— Start of Input records —

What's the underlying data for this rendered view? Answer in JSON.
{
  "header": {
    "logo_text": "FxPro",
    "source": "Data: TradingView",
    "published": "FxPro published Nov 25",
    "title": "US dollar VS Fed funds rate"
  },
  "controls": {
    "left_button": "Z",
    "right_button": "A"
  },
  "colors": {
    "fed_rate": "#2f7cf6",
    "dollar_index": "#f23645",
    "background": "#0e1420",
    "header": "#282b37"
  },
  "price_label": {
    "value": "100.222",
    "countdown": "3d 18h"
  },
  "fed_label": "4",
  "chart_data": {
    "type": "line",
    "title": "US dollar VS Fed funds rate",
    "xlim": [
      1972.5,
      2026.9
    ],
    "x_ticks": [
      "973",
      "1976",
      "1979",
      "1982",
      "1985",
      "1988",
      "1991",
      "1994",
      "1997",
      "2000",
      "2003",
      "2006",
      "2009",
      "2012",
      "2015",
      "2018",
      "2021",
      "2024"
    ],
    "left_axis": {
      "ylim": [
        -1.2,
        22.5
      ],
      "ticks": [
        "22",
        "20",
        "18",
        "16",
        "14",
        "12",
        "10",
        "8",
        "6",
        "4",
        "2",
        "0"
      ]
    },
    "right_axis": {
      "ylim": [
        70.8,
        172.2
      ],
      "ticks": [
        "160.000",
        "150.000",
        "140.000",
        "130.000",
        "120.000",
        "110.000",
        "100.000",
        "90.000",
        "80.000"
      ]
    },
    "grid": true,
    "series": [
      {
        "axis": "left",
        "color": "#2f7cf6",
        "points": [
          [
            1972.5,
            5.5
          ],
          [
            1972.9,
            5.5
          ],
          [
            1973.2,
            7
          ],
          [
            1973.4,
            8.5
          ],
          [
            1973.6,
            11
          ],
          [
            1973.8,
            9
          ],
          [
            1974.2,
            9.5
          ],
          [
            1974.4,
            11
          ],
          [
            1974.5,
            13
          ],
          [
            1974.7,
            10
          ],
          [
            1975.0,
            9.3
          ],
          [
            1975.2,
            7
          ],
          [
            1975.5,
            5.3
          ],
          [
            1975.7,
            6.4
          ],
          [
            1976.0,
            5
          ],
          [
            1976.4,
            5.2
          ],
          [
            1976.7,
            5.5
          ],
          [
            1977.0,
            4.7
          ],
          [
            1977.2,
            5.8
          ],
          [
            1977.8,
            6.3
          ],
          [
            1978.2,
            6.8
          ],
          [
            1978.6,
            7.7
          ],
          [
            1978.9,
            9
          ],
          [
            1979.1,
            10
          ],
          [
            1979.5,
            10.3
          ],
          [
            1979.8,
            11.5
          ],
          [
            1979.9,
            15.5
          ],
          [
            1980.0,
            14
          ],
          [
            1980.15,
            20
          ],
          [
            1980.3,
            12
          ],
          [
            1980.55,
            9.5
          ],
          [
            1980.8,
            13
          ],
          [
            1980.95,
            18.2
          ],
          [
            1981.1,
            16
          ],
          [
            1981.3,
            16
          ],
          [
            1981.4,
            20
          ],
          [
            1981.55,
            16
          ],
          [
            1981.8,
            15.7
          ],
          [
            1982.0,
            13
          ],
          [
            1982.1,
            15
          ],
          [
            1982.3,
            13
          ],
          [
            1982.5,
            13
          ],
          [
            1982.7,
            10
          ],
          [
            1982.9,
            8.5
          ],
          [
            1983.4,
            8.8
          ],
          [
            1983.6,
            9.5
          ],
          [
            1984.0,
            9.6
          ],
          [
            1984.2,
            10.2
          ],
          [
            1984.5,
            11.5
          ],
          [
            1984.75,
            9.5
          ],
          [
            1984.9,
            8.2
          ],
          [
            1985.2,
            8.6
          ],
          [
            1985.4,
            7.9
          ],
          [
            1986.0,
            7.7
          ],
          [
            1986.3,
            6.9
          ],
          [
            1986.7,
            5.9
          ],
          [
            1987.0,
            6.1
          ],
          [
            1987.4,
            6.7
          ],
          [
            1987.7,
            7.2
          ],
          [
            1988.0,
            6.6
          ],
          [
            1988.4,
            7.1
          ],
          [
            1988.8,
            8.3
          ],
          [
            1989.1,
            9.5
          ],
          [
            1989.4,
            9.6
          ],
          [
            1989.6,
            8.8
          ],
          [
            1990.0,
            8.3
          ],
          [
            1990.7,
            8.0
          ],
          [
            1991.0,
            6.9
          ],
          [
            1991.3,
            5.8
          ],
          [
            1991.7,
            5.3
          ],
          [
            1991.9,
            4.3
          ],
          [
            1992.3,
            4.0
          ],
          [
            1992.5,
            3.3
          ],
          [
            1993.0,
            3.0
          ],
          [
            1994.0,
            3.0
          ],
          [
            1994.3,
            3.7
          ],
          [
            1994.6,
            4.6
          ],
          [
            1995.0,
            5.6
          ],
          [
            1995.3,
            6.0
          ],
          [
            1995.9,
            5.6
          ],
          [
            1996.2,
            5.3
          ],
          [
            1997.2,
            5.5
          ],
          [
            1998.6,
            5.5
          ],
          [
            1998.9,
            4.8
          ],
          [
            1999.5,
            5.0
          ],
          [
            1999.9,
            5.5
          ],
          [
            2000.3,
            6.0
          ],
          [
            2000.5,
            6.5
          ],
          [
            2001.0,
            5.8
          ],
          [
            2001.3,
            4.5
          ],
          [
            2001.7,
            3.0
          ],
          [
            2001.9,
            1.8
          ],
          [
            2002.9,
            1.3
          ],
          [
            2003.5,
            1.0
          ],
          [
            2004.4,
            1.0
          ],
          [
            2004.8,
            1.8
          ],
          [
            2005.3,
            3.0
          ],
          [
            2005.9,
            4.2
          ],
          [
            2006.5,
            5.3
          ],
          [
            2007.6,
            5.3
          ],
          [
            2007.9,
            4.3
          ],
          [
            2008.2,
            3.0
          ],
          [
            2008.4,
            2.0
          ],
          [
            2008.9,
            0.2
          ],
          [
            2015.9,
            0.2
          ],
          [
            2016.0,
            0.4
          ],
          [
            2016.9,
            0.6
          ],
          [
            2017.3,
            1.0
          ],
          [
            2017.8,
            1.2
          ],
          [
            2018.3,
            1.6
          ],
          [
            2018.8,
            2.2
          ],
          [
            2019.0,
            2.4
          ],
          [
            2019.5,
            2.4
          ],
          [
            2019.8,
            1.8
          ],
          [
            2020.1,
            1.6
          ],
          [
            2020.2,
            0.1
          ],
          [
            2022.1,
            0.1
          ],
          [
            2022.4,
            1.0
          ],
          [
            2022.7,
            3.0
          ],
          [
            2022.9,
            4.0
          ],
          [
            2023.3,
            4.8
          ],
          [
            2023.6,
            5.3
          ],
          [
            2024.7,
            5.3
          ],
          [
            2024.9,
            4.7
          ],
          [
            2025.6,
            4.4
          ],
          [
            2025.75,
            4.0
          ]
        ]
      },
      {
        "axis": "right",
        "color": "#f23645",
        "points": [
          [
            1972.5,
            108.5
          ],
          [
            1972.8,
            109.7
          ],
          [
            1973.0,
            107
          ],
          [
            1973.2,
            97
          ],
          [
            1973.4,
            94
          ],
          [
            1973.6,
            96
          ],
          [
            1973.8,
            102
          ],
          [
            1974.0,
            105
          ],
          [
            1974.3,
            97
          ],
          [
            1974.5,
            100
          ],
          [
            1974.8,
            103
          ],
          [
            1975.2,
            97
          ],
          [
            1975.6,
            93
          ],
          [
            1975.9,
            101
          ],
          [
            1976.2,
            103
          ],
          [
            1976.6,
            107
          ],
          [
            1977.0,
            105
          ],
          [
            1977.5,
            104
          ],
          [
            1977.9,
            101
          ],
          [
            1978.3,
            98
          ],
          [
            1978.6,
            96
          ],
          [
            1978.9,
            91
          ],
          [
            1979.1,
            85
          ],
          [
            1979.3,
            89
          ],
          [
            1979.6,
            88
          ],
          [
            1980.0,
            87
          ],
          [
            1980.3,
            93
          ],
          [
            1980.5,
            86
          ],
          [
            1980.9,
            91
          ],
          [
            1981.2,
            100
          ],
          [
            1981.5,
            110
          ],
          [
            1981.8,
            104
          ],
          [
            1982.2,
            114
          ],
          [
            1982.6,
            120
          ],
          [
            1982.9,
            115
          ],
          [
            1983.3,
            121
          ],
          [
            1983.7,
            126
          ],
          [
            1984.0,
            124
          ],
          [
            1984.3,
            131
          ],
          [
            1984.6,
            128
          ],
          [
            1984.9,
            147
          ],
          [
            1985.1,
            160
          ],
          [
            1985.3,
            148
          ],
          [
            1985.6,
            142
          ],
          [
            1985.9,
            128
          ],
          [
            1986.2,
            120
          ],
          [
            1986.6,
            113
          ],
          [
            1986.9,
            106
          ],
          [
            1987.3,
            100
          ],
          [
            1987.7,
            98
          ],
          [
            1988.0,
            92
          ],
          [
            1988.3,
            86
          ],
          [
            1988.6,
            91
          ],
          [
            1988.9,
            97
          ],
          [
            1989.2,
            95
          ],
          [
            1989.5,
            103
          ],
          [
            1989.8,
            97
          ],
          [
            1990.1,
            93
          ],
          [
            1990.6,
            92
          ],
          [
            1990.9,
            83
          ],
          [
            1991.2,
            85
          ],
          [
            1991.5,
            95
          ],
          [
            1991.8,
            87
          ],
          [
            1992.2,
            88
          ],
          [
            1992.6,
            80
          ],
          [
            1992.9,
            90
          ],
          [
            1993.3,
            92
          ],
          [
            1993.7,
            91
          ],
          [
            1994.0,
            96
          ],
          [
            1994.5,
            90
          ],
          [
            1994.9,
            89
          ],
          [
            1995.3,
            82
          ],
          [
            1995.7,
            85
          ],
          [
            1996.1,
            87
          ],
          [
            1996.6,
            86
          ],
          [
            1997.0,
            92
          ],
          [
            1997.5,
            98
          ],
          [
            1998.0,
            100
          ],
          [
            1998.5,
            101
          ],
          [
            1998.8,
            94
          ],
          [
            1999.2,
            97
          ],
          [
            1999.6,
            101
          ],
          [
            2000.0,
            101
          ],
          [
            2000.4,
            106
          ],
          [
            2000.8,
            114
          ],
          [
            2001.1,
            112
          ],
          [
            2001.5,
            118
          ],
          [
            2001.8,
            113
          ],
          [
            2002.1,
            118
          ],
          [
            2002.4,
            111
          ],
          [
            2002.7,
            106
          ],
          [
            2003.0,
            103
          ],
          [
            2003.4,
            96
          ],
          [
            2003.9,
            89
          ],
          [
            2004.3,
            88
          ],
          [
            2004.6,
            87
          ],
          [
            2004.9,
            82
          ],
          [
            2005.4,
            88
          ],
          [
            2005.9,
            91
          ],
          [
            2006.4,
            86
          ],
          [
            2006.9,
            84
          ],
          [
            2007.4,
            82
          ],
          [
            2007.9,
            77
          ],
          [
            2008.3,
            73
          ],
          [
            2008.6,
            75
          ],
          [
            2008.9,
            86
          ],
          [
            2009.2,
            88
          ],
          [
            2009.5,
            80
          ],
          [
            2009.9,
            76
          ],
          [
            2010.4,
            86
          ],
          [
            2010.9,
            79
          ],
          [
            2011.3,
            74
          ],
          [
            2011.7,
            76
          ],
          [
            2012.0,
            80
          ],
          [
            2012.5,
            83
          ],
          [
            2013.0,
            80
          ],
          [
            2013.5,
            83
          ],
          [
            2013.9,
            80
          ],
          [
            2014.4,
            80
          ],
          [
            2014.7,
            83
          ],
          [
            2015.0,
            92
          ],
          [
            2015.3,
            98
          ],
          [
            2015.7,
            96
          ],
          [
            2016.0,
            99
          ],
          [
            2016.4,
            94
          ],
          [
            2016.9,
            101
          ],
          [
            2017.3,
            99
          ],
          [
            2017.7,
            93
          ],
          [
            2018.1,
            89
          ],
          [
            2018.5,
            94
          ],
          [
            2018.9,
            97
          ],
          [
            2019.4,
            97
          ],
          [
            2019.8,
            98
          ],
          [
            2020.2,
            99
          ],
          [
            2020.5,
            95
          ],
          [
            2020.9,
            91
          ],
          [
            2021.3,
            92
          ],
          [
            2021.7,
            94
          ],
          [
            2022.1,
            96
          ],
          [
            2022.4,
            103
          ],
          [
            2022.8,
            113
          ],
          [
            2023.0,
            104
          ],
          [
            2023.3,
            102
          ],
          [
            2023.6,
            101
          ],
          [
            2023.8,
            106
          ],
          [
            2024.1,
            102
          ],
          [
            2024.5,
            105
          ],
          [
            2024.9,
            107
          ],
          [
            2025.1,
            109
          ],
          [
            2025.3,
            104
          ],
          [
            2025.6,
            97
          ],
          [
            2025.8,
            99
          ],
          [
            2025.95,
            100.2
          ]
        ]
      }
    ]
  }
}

— End of Input records —

Prompt: Determine the number of lines in the data that contain "title" as a word or string, and state only that number.

Answer to this task: 2